[Records excerpted from a collection]
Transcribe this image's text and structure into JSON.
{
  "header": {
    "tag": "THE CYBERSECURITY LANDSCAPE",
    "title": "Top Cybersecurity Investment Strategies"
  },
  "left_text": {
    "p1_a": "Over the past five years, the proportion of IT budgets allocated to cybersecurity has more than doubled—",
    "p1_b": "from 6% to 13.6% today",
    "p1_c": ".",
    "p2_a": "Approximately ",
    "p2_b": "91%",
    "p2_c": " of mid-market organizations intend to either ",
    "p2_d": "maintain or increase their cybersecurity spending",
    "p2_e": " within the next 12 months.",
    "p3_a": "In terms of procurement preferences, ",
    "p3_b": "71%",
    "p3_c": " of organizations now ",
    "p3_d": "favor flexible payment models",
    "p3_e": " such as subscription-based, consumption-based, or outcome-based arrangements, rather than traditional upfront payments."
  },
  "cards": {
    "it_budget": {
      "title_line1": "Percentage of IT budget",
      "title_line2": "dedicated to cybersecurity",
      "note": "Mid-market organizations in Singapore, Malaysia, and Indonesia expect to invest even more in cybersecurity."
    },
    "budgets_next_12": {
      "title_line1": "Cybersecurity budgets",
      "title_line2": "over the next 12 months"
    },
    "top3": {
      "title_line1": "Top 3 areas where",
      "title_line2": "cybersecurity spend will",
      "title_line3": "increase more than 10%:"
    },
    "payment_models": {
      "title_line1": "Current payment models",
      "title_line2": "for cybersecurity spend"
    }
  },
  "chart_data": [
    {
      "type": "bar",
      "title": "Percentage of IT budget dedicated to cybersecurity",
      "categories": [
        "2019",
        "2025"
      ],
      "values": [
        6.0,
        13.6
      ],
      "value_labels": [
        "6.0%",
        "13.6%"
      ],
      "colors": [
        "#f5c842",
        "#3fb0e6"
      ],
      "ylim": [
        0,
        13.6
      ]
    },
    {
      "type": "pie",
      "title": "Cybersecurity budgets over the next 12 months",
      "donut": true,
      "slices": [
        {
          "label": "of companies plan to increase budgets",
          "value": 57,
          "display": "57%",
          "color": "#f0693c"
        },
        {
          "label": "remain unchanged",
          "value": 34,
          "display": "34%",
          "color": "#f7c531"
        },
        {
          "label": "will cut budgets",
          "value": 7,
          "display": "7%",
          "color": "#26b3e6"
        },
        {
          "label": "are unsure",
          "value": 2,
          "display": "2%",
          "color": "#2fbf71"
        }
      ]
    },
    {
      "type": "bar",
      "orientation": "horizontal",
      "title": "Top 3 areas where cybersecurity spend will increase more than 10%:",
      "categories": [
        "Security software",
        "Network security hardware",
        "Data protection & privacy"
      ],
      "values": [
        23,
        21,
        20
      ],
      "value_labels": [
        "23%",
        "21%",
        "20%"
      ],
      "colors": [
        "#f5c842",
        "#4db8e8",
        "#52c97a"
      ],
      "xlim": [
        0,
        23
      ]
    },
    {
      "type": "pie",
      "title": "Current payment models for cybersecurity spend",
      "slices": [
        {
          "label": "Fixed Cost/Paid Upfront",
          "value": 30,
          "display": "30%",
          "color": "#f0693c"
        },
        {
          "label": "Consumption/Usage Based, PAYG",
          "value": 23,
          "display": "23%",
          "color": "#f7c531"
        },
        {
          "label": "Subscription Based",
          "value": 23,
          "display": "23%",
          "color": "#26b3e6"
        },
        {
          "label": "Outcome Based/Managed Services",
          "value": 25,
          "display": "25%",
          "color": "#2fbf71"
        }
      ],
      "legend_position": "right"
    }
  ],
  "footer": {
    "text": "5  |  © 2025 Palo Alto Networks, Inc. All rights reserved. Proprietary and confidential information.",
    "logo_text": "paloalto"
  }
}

Written instruction:
Find each line holding the string "areas" and copy it out.

Output for this exercise:
      "title_line1": "Top 3 areas where",
      "title": "Top 3 areas where cybersecurity spend will increase more than 10%:",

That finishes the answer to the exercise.